** START Extracted records **
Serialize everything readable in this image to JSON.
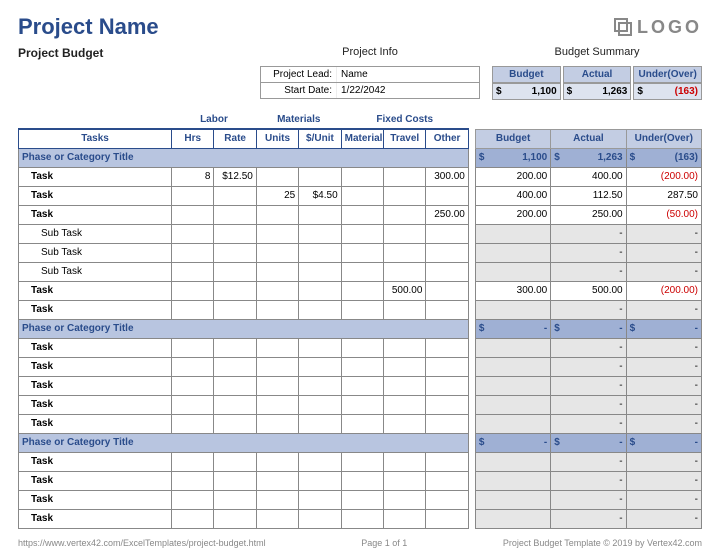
{
  "title": "Project Name",
  "subtitle": "Project Budget",
  "logo_text": "LOGO",
  "project_info": {
    "heading": "Project Info",
    "lead_label": "Project Lead:",
    "lead_value": "Name",
    "date_label": "Start Date:",
    "date_value": "1/22/2042"
  },
  "summary": {
    "heading": "Budget Summary",
    "cols": [
      "Budget",
      "Actual",
      "Under(Over)"
    ],
    "currency": "$",
    "values": [
      "1,100",
      "1,263",
      "(163)"
    ]
  },
  "groups": {
    "labor": "Labor",
    "materials": "Materials",
    "fixed": "Fixed Costs"
  },
  "cols": {
    "tasks": "Tasks",
    "hrs": "Hrs",
    "rate": "Rate",
    "units": "Units",
    "unitcost": "$/Unit",
    "material": "Material",
    "travel": "Travel",
    "other": "Other",
    "budget": "Budget",
    "actual": "Actual",
    "under": "Under(Over)"
  },
  "phases": [
    {
      "title": "Phase or Category Title",
      "budget": "1,100",
      "actual": "1,263",
      "under": "(163)",
      "rows": [
        {
          "t": "Task",
          "sub": false,
          "hrs": "8",
          "rate": "$12.50",
          "units": "",
          "uc": "",
          "mat": "",
          "trav": "",
          "oth": "300.00",
          "b": "200.00",
          "a": "400.00",
          "u": "(200.00)"
        },
        {
          "t": "Task",
          "sub": false,
          "hrs": "",
          "rate": "",
          "units": "25",
          "uc": "$4.50",
          "mat": "",
          "trav": "",
          "oth": "",
          "b": "400.00",
          "a": "112.50",
          "u": "287.50"
        },
        {
          "t": "Task",
          "sub": false,
          "hrs": "",
          "rate": "",
          "units": "",
          "uc": "",
          "mat": "",
          "trav": "",
          "oth": "250.00",
          "b": "200.00",
          "a": "250.00",
          "u": "(50.00)"
        },
        {
          "t": "Sub Task",
          "sub": true,
          "hrs": "",
          "rate": "",
          "units": "",
          "uc": "",
          "mat": "",
          "trav": "",
          "oth": "",
          "b": "",
          "a": "-",
          "u": "-"
        },
        {
          "t": "Sub Task",
          "sub": true,
          "hrs": "",
          "rate": "",
          "units": "",
          "uc": "",
          "mat": "",
          "trav": "",
          "oth": "",
          "b": "",
          "a": "-",
          "u": "-"
        },
        {
          "t": "Sub Task",
          "sub": true,
          "hrs": "",
          "rate": "",
          "units": "",
          "uc": "",
          "mat": "",
          "trav": "",
          "oth": "",
          "b": "",
          "a": "-",
          "u": "-"
        },
        {
          "t": "Task",
          "sub": false,
          "hrs": "",
          "rate": "",
          "units": "",
          "uc": "",
          "mat": "",
          "trav": "500.00",
          "oth": "",
          "b": "300.00",
          "a": "500.00",
          "u": "(200.00)"
        },
        {
          "t": "Task",
          "sub": false,
          "hrs": "",
          "rate": "",
          "units": "",
          "uc": "",
          "mat": "",
          "trav": "",
          "oth": "",
          "b": "",
          "a": "-",
          "u": "-"
        }
      ]
    },
    {
      "title": "Phase or Category Title",
      "budget": "-",
      "actual": "-",
      "under": "-",
      "rows": [
        {
          "t": "Task",
          "sub": false,
          "hrs": "",
          "rate": "",
          "units": "",
          "uc": "",
          "mat": "",
          "trav": "",
          "oth": "",
          "b": "",
          "a": "-",
          "u": "-"
        },
        {
          "t": "Task",
          "sub": false,
          "hrs": "",
          "rate": "",
          "units": "",
          "uc": "",
          "mat": "",
          "trav": "",
          "oth": "",
          "b": "",
          "a": "-",
          "u": "-"
        },
        {
          "t": "Task",
          "sub": false,
          "hrs": "",
          "rate": "",
          "units": "",
          "uc": "",
          "mat": "",
          "trav": "",
          "oth": "",
          "b": "",
          "a": "-",
          "u": "-"
        },
        {
          "t": "Task",
          "sub": false,
          "hrs": "",
          "rate": "",
          "units": "",
          "uc": "",
          "mat": "",
          "trav": "",
          "oth": "",
          "b": "",
          "a": "-",
          "u": "-"
        },
        {
          "t": "Task",
          "sub": false,
          "hrs": "",
          "rate": "",
          "units": "",
          "uc": "",
          "mat": "",
          "trav": "",
          "oth": "",
          "b": "",
          "a": "-",
          "u": "-"
        }
      ]
    },
    {
      "title": "Phase or Category Title",
      "budget": "-",
      "actual": "-",
      "under": "-",
      "rows": [
        {
          "t": "Task",
          "sub": false,
          "hrs": "",
          "rate": "",
          "units": "",
          "uc": "",
          "mat": "",
          "trav": "",
          "oth": "",
          "b": "",
          "a": "-",
          "u": "-"
        },
        {
          "t": "Task",
          "sub": false,
          "hrs": "",
          "rate": "",
          "units": "",
          "uc": "",
          "mat": "",
          "trav": "",
          "oth": "",
          "b": "",
          "a": "-",
          "u": "-"
        },
        {
          "t": "Task",
          "sub": false,
          "hrs": "",
          "rate": "",
          "units": "",
          "uc": "",
          "mat": "",
          "trav": "",
          "oth": "",
          "b": "",
          "a": "-",
          "u": "-"
        },
        {
          "t": "Task",
          "sub": false,
          "hrs": "",
          "rate": "",
          "units": "",
          "uc": "",
          "mat": "",
          "trav": "",
          "oth": "",
          "b": "",
          "a": "-",
          "u": "-"
        }
      ]
    }
  ],
  "footer": {
    "url": "https://www.vertex42.com/ExcelTemplates/project-budget.html",
    "page": "Page 1 of 1",
    "copyright": "Project Budget Template © 2019 by Vertex42.com"
  }
}
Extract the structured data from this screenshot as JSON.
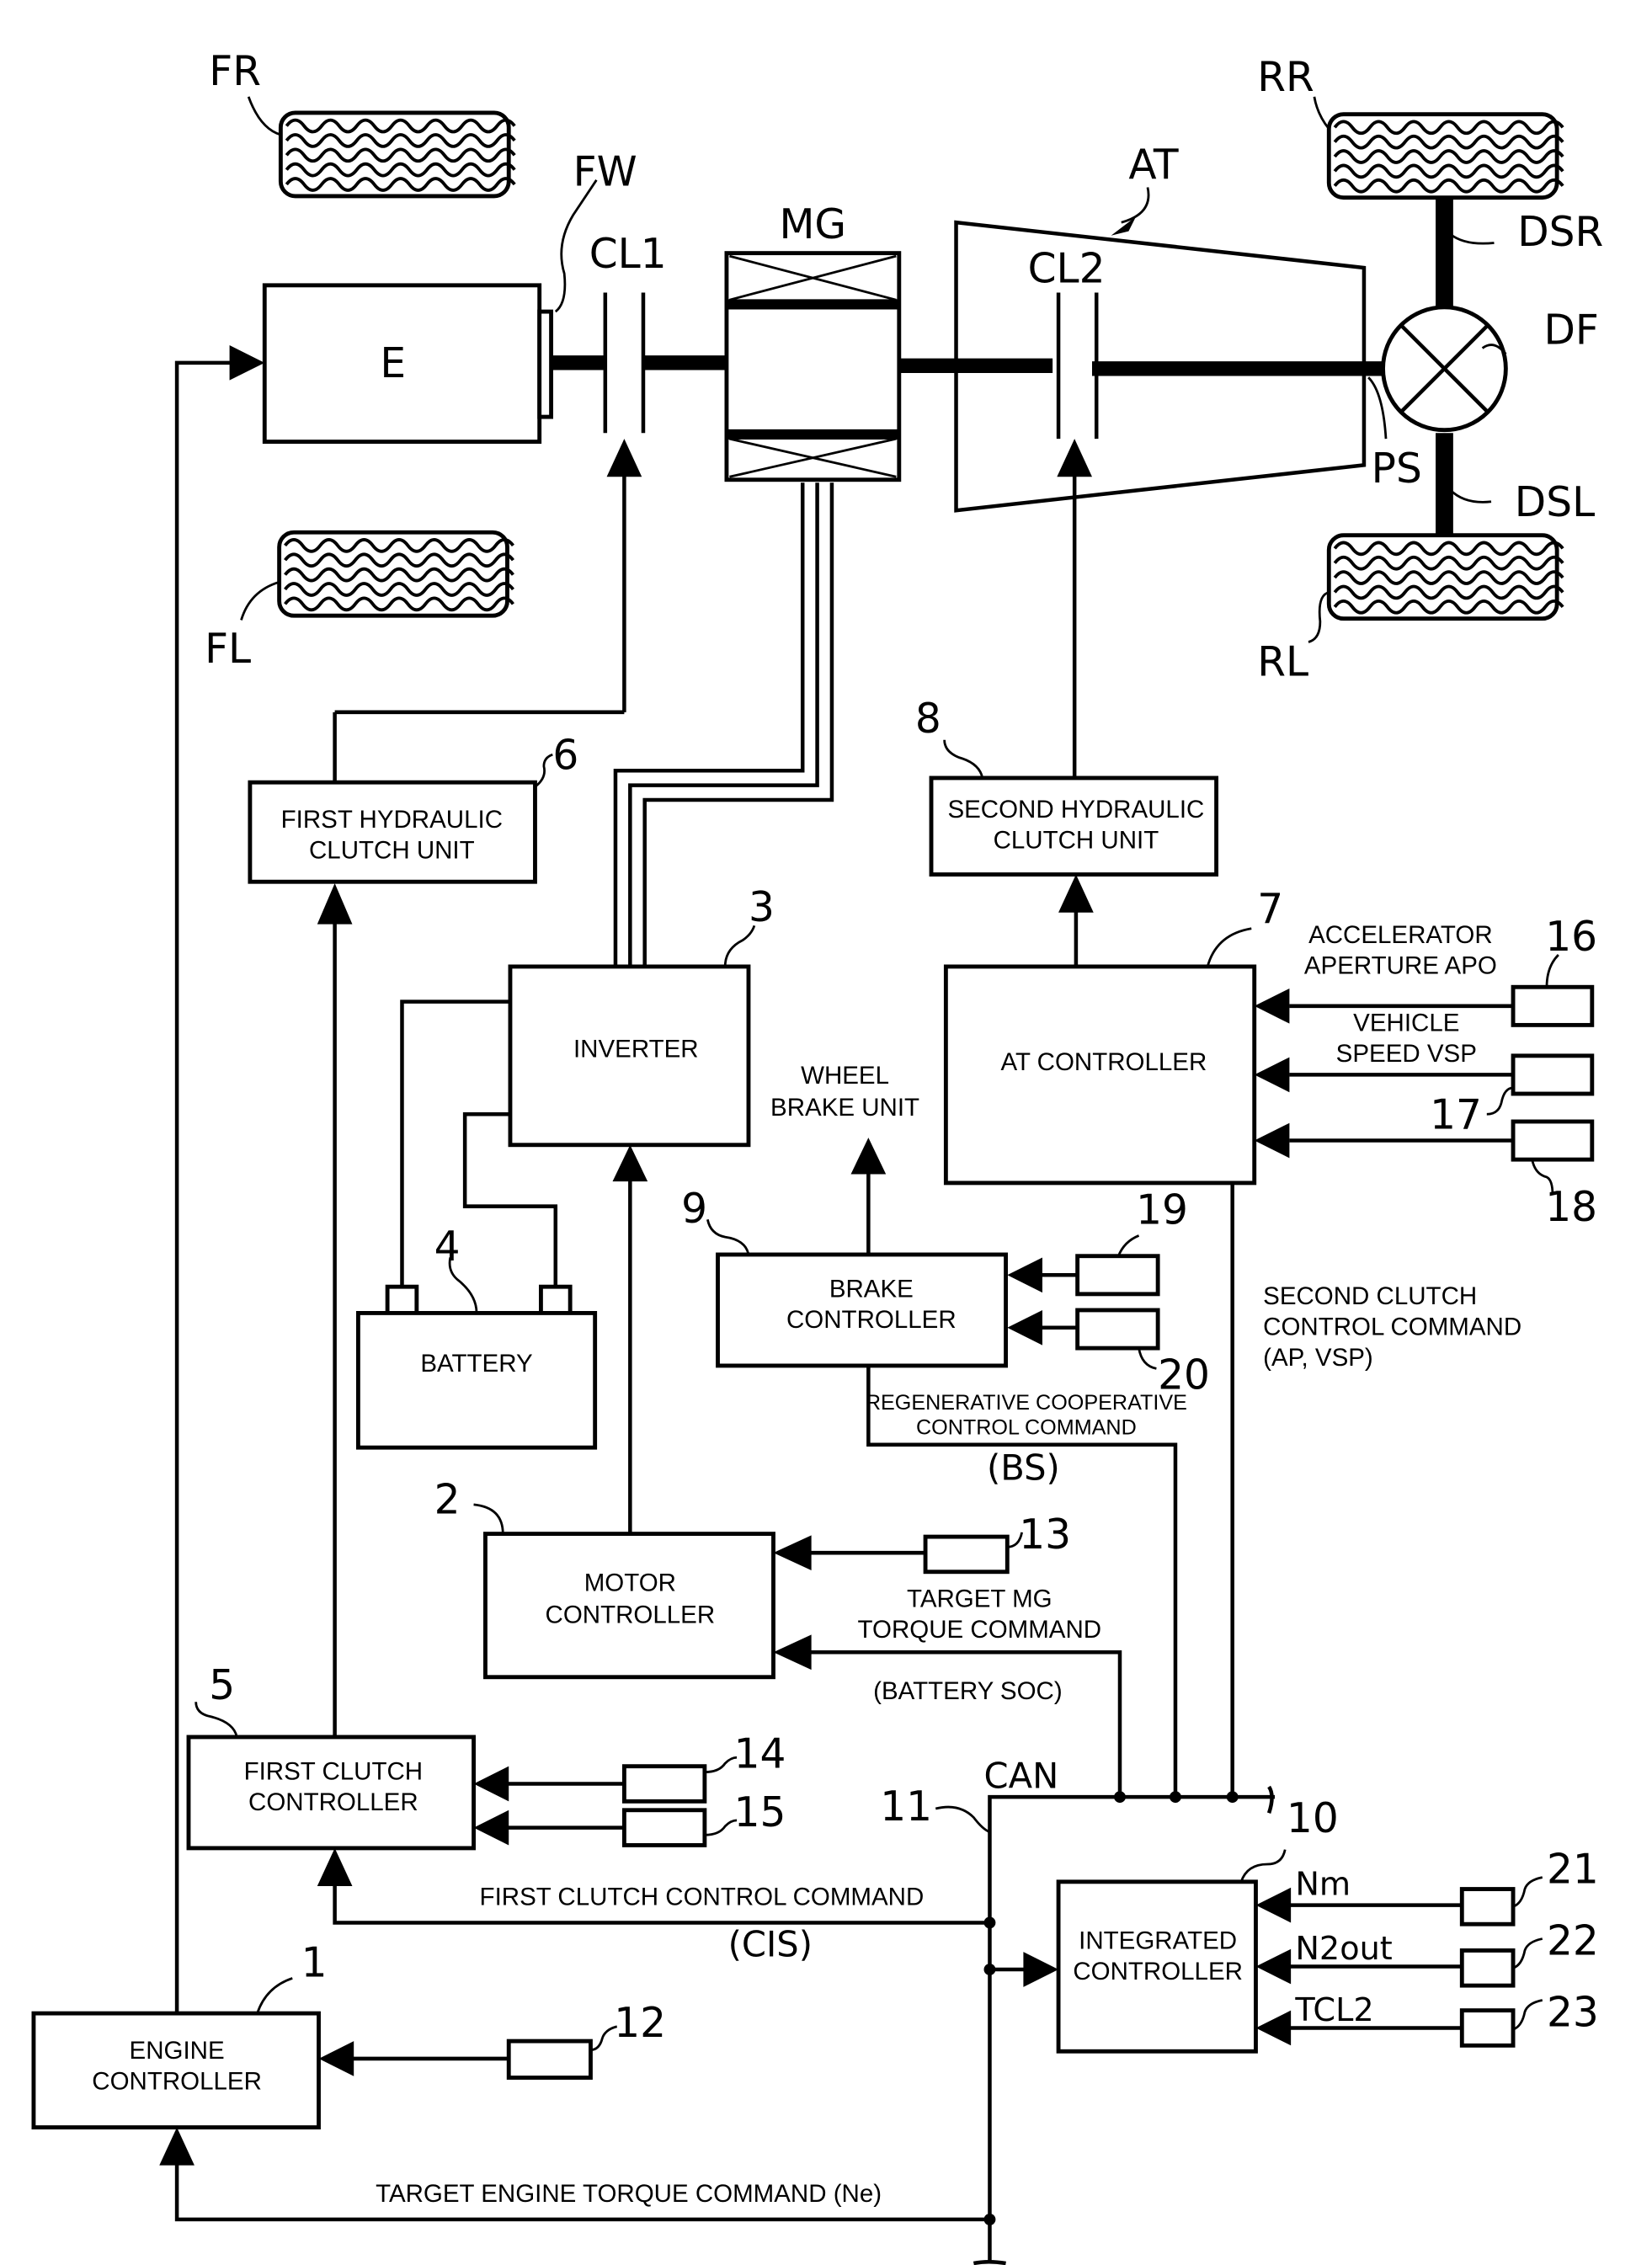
{
  "drivetrain": {
    "engine": "E",
    "flywheel": "FW",
    "first_clutch": "CL1",
    "motor_generator": "MG",
    "transmission": "AT",
    "second_clutch": "CL2",
    "propeller_shaft": "PS",
    "differential": "DF",
    "drive_shaft_right": "DSR",
    "drive_shaft_left": "DSL",
    "front_right_wheel": "FR",
    "front_left_wheel": "FL",
    "rear_right_wheel": "RR",
    "rear_left_wheel": "RL"
  },
  "blocks": {
    "engine_controller": {
      "ref": "1",
      "line1": "ENGINE",
      "line2": "CONTROLLER"
    },
    "motor_controller": {
      "ref": "2",
      "line1": "MOTOR",
      "line2": "CONTROLLER"
    },
    "inverter": {
      "ref": "3",
      "line1": "INVERTER"
    },
    "battery": {
      "ref": "4",
      "line1": "BATTERY"
    },
    "first_clutch_controller": {
      "ref": "5",
      "line1": "FIRST CLUTCH",
      "line2": "CONTROLLER"
    },
    "first_hydraulic_clutch_unit": {
      "ref": "6",
      "line1": "FIRST HYDRAULIC",
      "line2": "CLUTCH UNIT"
    },
    "at_controller": {
      "ref": "7",
      "line1": "AT CONTROLLER"
    },
    "second_hydraulic_clutch_unit": {
      "ref": "8",
      "line1": "SECOND HYDRAULIC",
      "line2": "CLUTCH UNIT"
    },
    "brake_controller": {
      "ref": "9",
      "line1": "BRAKE",
      "line2": "CONTROLLER"
    },
    "integrated_controller": {
      "ref": "10",
      "line1": "INTEGRATED",
      "line2": "CONTROLLER"
    },
    "wheel_brake_unit": {
      "line1": "WHEEL",
      "line2": "BRAKE UNIT"
    }
  },
  "sensors": {
    "s12": "12",
    "s13": "13",
    "s14": "14",
    "s15": "15",
    "s16": "16",
    "s17": "17",
    "s18": "18",
    "s19": "19",
    "s20": "20",
    "s21": "21",
    "s22": "22",
    "s23": "23"
  },
  "bus": {
    "ref": "11",
    "label": "CAN"
  },
  "signals": {
    "accelerator_1": "ACCELERATOR",
    "accelerator_2": "APERTURE APO",
    "vehicle_speed_1": "VEHICLE",
    "vehicle_speed_2": "SPEED VSP",
    "second_clutch_cmd_1": "SECOND CLUTCH",
    "second_clutch_cmd_2": "CONTROL COMMAND",
    "second_clutch_cmd_3": "(AP, VSP)",
    "regen_cmd_1": "REGENERATIVE COOPERATIVE",
    "regen_cmd_2": "CONTROL COMMAND",
    "regen_cmd_3": "(BS)",
    "target_mg_1": "TARGET MG",
    "target_mg_2": "TORQUE COMMAND",
    "battery_soc": "(BATTERY SOC)",
    "first_clutch_cmd": "FIRST CLUTCH CONTROL COMMAND",
    "first_clutch_cmd_2": "(CIS)",
    "target_engine_cmd": "TARGET ENGINE TORQUE COMMAND (Ne)",
    "nm": "Nm",
    "n2out": "N2out",
    "tcl2": "TCL2"
  }
}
** END Extracted records **
* [Problem description]:
Considering only the records above, state the number of lines that include the word "COMMAND", with nothing added.

* [Exercise output]:
5